What is expected -> Pictures do not belong in the copy; transcribe everything else in the records exactly.

Supplied records ->
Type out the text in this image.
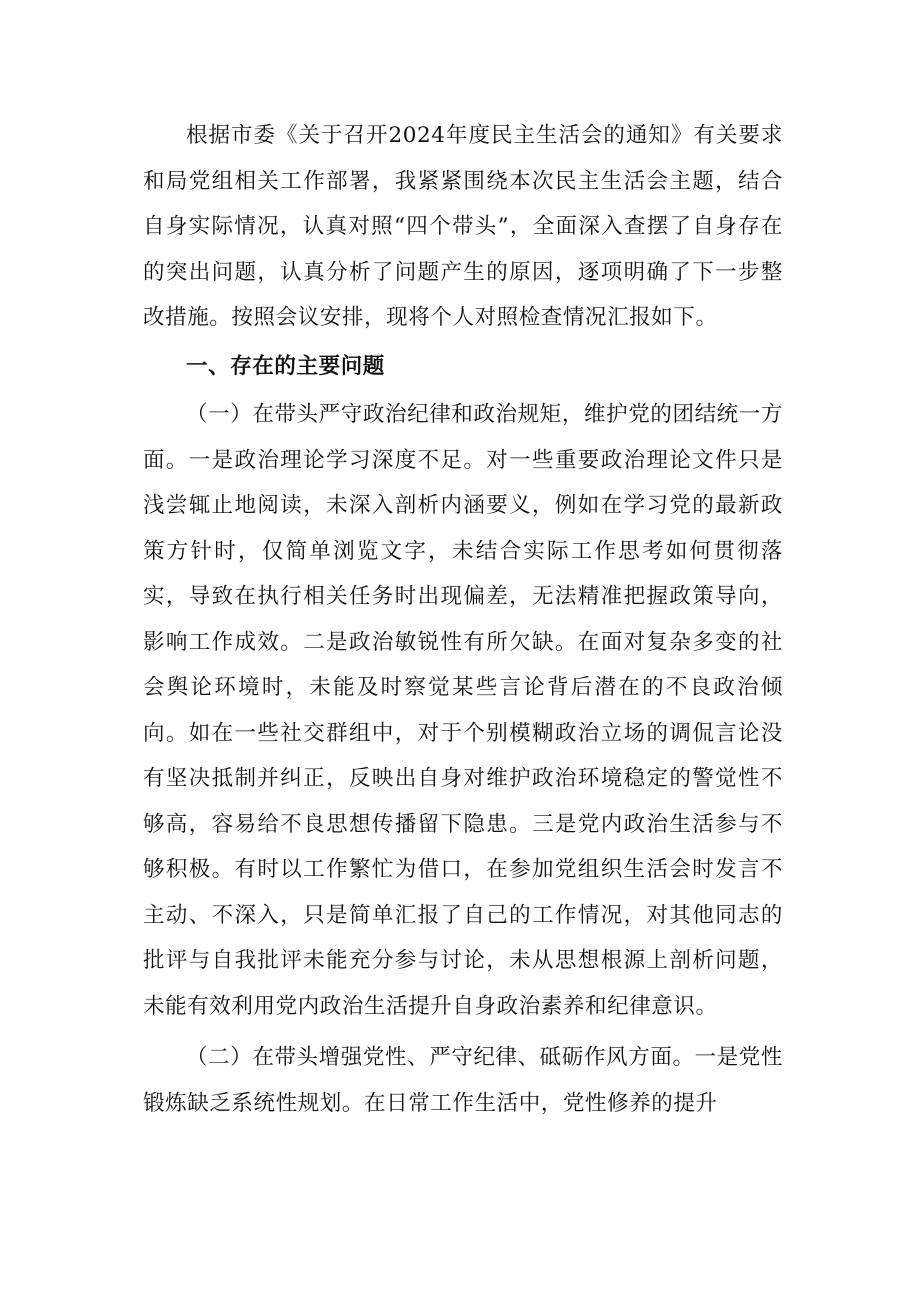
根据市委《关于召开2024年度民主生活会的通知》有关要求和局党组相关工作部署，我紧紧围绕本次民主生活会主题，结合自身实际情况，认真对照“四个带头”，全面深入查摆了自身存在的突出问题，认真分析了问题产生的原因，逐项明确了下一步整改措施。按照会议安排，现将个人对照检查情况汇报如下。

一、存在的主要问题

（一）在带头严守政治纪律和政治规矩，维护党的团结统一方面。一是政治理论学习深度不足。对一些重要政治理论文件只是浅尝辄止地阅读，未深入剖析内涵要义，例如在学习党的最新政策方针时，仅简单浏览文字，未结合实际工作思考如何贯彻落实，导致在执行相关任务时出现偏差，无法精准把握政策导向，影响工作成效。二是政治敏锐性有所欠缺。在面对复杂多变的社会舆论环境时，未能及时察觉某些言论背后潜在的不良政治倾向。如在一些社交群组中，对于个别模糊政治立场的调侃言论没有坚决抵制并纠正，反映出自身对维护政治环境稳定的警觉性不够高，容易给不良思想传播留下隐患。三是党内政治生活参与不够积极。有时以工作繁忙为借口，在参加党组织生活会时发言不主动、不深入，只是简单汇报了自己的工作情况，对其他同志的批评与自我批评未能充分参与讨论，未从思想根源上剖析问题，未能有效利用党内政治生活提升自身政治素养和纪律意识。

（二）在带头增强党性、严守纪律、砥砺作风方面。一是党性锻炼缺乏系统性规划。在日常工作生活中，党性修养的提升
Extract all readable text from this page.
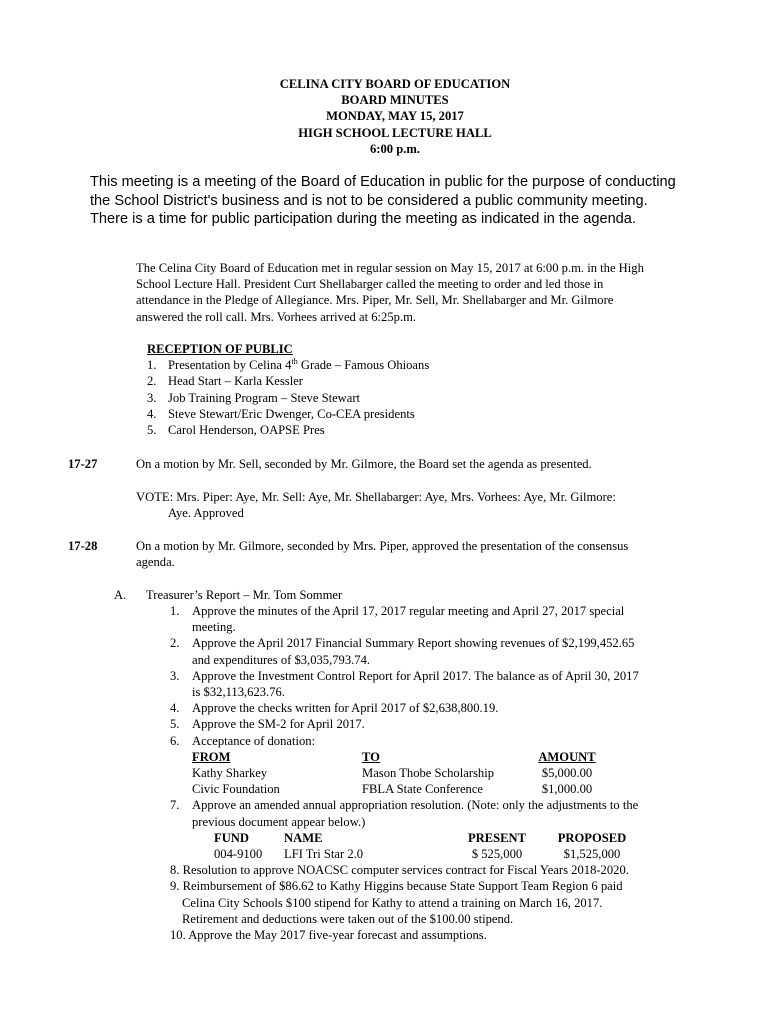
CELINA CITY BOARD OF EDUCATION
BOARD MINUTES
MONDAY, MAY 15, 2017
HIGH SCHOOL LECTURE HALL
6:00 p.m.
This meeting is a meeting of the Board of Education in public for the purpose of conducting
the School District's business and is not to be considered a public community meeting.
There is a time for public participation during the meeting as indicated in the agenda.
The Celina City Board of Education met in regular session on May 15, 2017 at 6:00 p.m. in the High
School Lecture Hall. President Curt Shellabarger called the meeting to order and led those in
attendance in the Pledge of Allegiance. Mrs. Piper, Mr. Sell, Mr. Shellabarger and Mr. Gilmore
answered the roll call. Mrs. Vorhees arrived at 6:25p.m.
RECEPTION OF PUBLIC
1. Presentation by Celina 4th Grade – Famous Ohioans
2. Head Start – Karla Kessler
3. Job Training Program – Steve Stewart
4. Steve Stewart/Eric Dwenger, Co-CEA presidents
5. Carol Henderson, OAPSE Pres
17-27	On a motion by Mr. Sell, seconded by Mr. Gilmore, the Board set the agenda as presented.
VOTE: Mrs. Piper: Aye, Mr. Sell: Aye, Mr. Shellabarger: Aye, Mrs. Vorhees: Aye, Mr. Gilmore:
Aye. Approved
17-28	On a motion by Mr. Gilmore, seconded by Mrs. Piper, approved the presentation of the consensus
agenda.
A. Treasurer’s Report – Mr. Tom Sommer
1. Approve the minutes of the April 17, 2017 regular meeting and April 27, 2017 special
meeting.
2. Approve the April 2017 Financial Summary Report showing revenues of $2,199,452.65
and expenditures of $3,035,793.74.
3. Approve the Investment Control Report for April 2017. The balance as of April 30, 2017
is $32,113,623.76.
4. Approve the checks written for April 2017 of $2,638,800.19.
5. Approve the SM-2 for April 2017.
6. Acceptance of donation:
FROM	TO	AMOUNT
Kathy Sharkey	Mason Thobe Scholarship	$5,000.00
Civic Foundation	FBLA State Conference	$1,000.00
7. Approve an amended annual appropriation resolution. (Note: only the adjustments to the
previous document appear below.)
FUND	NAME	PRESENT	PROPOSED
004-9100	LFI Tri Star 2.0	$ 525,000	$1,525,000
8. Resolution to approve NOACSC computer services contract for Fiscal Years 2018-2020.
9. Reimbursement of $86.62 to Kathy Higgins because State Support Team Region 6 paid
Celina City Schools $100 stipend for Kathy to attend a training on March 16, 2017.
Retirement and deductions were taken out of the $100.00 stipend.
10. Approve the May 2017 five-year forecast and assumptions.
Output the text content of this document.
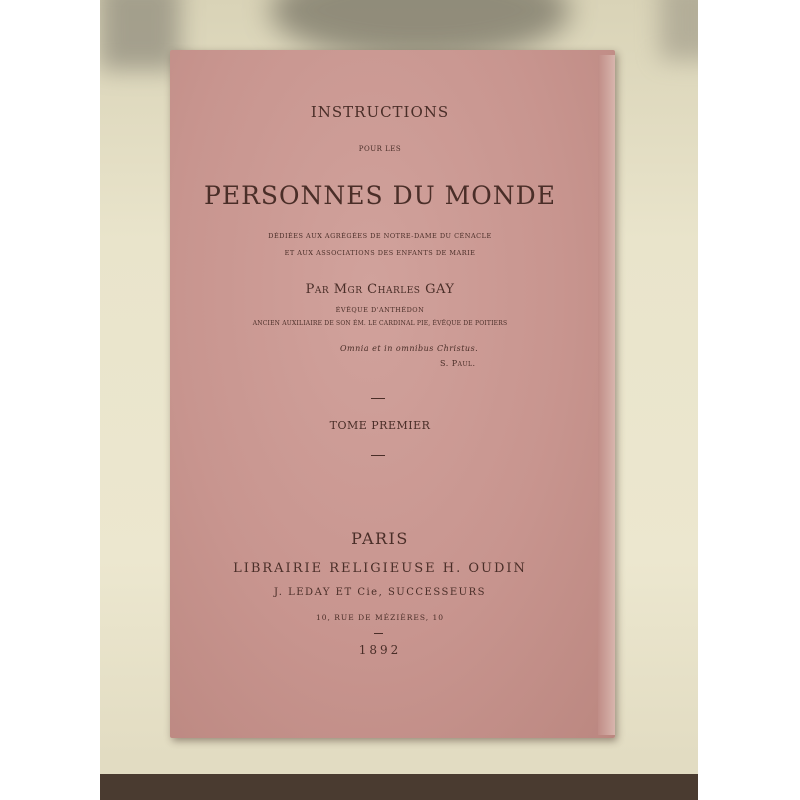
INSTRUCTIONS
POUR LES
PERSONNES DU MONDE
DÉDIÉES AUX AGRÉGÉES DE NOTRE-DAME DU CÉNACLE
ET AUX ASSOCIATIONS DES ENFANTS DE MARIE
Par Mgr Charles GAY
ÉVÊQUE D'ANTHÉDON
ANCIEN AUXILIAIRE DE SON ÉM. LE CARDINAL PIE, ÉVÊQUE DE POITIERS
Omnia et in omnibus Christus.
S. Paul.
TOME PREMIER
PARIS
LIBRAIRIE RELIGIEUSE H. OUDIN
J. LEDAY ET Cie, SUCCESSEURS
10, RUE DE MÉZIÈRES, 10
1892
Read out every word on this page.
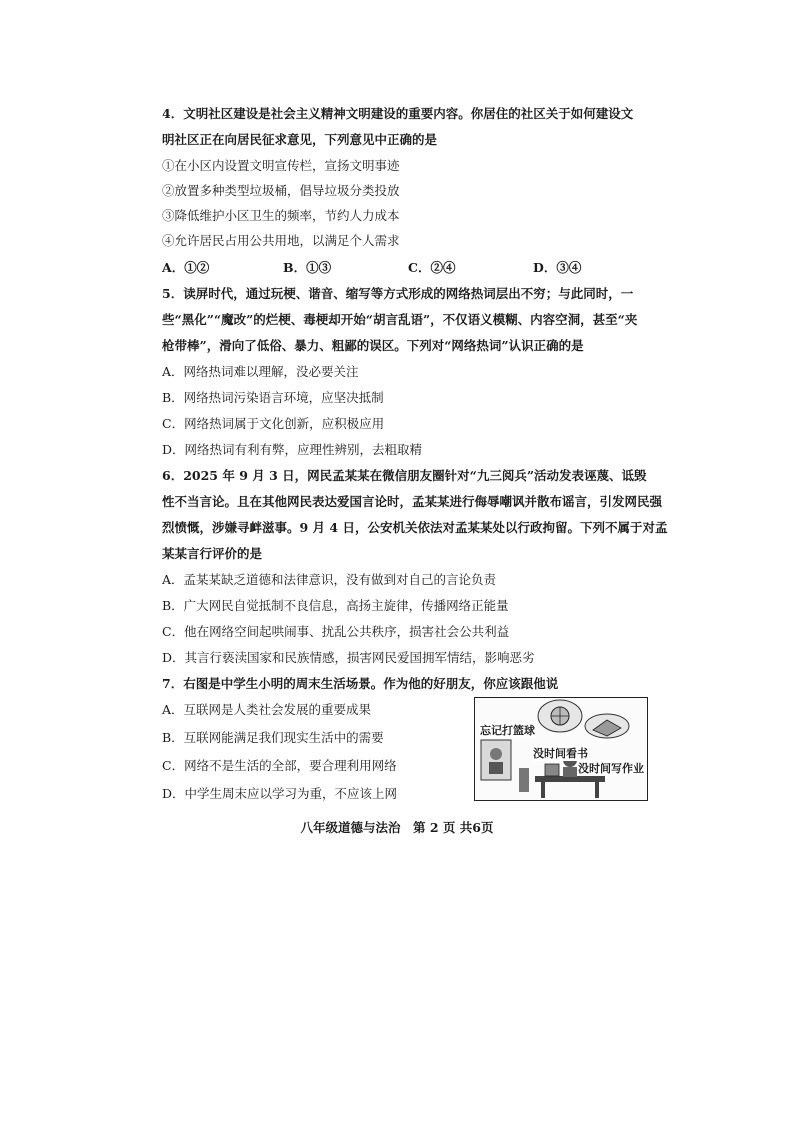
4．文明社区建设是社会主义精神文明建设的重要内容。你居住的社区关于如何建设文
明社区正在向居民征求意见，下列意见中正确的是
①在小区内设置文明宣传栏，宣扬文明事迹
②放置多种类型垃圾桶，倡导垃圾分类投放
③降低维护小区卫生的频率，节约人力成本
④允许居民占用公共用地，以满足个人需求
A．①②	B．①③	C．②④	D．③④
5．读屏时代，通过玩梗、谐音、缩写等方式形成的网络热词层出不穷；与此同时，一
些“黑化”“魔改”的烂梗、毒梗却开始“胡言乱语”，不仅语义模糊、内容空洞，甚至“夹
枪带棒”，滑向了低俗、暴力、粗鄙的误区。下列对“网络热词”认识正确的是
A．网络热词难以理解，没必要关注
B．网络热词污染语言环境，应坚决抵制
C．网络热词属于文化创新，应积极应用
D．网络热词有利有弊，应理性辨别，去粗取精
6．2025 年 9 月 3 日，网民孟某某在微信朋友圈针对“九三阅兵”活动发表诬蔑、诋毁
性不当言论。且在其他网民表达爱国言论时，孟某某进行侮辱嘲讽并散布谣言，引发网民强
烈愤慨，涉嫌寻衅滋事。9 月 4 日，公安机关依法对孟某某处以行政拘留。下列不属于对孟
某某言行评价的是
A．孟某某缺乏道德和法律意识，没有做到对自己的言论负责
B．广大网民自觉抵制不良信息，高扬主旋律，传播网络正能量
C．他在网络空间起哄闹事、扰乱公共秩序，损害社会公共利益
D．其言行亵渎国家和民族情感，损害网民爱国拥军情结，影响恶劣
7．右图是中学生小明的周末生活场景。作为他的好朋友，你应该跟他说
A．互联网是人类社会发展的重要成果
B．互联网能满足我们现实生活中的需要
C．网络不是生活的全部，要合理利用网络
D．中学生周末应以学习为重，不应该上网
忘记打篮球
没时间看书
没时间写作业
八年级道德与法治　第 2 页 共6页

Correct answer ->
Type out the text in this image.
根据市委《关于召开2024年度民主生活会的通知》有关要求和局党组相关工作部署，我紧紧围绕本次民主生活会主题，结合自身实际情况，认真对照“四个带头”，全面深入查摆了自身存在的突出问题，认真分析了问题产生的原因，逐项明确了下一步整改措施。按照会议安排，现将个人对照检查情况汇报如下。

一、存在的主要问题

（一）在带头严守政治纪律和政治规矩，维护党的团结统一方面。一是政治理论学习深度不足。对一些重要政治理论文件只是浅尝辄止地阅读，未深入剖析内涵要义，例如在学习党的最新政策方针时，仅简单浏览文字，未结合实际工作思考如何贯彻落实，导致在执行相关任务时出现偏差，无法精准把握政策导向，影响工作成效。二是政治敏锐性有所欠缺。在面对复杂多变的社会舆论环境时，未能及时察觉某些言论背后潜在的不良政治倾向。如在一些社交群组中，对于个别模糊政治立场的调侃言论没有坚决抵制并纠正，反映出自身对维护政治环境稳定的警觉性不够高，容易给不良思想传播留下隐患。三是党内政治生活参与不够积极。有时以工作繁忙为借口，在参加党组织生活会时发言不主动、不深入，只是简单汇报了自己的工作情况，对其他同志的批评与自我批评未能充分参与讨论，未从思想根源上剖析问题，未能有效利用党内政治生活提升自身政治素养和纪律意识。

（二）在带头增强党性、严守纪律、砥砺作风方面。一是党性锻炼缺乏系统性规划。在日常工作生活中，党性修养的提升
Extract all readable text from this page.
CELINA CITY BOARD OF EDUCATION
BOARD MINUTES
MONDAY, MAY 15, 2017
HIGH SCHOOL LECTURE HALL
6:00 p.m.
This meeting is a meeting of the Board of Education in public for the purpose of conducting
the School District's business and is not to be considered a public community meeting.
There is a time for public participation during the meeting as indicated in the agenda.
The Celina City Board of Education met in regular session on May 15, 2017 at 6:00 p.m. in the High
School Lecture Hall. President Curt Shellabarger called the meeting to order and led those in
attendance in the Pledge of Allegiance. Mrs. Piper, Mr. Sell, Mr. Shellabarger and Mr. Gilmore
answered the roll call. Mrs. Vorhees arrived at 6:25p.m.
RECEPTION OF PUBLIC
1. Presentation by Celina 4th Grade – Famous Ohioans
2. Head Start – Karla Kessler
3. Job Training Program – Steve Stewart
4. Steve Stewart/Eric Dwenger, Co-CEA presidents
5. Carol Henderson, OAPSE Pres
17-27	On a motion by Mr. Sell, seconded by Mr. Gilmore, the Board set the agenda as presented.
VOTE: Mrs. Piper: Aye, Mr. Sell: Aye, Mr. Shellabarger: Aye, Mrs. Vorhees: Aye, Mr. Gilmore:
Aye. Approved
17-28	On a motion by Mr. Gilmore, seconded by Mrs. Piper, approved the presentation of the consensus
agenda.
A. Treasurer’s Report – Mr. Tom Sommer
1. Approve the minutes of the April 17, 2017 regular meeting and April 27, 2017 special
meeting.
2. Approve the April 2017 Financial Summary Report showing revenues of $2,199,452.65
and expenditures of $3,035,793.74.
3. Approve the Investment Control Report for April 2017. The balance as of April 30, 2017
is $32,113,623.76.
4. Approve the checks written for April 2017 of $2,638,800.19.
5. Approve the SM-2 for April 2017.
6. Acceptance of donation:
FROM	TO	AMOUNT
Kathy Sharkey	Mason Thobe Scholarship	$5,000.00
Civic Foundation	FBLA State Conference	$1,000.00
7. Approve an amended annual appropriation resolution. (Note: only the adjustments to the
previous document appear below.)
FUND	NAME	PRESENT	PROPOSED
004-9100	LFI Tri Star 2.0	$ 525,000	$1,525,000
8. Resolution to approve NOACSC computer services contract for Fiscal Years 2018-2020.
9. Reimbursement of $86.62 to Kathy Higgins because State Support Team Region 6 paid
Celina City Schools $100 stipend for Kathy to attend a training on March 16, 2017.
Retirement and deductions were taken out of the $100.00 stipend.
10. Approve the May 2017 five-year forecast and assumptions.
Output the text content of this document.
INSTRUCTIONS
POUR LES
PERSONNES DU MONDE
DÉDIÉES AUX AGRÉGÉES DE NOTRE-DAME DU CÉNACLE
ET AUX ASSOCIATIONS DES ENFANTS DE MARIE
Par Mgr Charles GAY
ÉVÊQUE D'ANTHÉDON
ANCIEN AUXILIAIRE DE SON ÉM. LE CARDINAL PIE, ÉVÊQUE DE POITIERS
Omnia et in omnibus Christus.
S. Paul.
TOME PREMIER
PARIS
LIBRAIRIE RELIGIEUSE H. OUDIN
J. LEDAY ET Cie, SUCCESSEURS
10, RUE DE MÉZIÈRES, 10
1892
Read out every word on this page.
4．文明社区建设是社会主义精神文明建设的重要内容。你居住的社区关于如何建设文
明社区正在向居民征求意见，下列意见中正确的是
①在小区内设置文明宣传栏，宣扬文明事迹
②放置多种类型垃圾桶，倡导垃圾分类投放
③降低维护小区卫生的频率，节约人力成本
④允许居民占用公共用地，以满足个人需求
A．①②	B．①③	C．②④	D．③④
5．读屏时代，通过玩梗、谐音、缩写等方式形成的网络热词层出不穷；与此同时，一
些“黑化”“魔改”的烂梗、毒梗却开始“胡言乱语”，不仅语义模糊、内容空洞，甚至“夹
枪带棒”，滑向了低俗、暴力、粗鄙的误区。下列对“网络热词”认识正确的是
A．网络热词难以理解，没必要关注
B．网络热词污染语言环境，应坚决抵制
C．网络热词属于文化创新，应积极应用
D．网络热词有利有弊，应理性辨别，去粗取精
6．2025 年 9 月 3 日，网民孟某某在微信朋友圈针对“九三阅兵”活动发表诬蔑、诋毁
性不当言论。且在其他网民表达爱国言论时，孟某某进行侮辱嘲讽并散布谣言，引发网民强
烈愤慨，涉嫌寻衅滋事。9 月 4 日，公安机关依法对孟某某处以行政拘留。下列不属于对孟
某某言行评价的是
A．孟某某缺乏道德和法律意识，没有做到对自己的言论负责
B．广大网民自觉抵制不良信息，高扬主旋律，传播网络正能量
C．他在网络空间起哄闹事、扰乱公共秩序，损害社会公共利益
D．其言行亵渎国家和民族情感，损害网民爱国拥军情结，影响恶劣
7．右图是中学生小明的周末生活场景。作为他的好朋友，你应该跟他说
A．互联网是人类社会发展的重要成果
B．互联网能满足我们现实生活中的需要
C．网络不是生活的全部，要合理利用网络
D．中学生周末应以学习为重，不应该上网
忘记打篮球
没时间看书
没时间写作业
八年级道德与法治　第 2 页 共6页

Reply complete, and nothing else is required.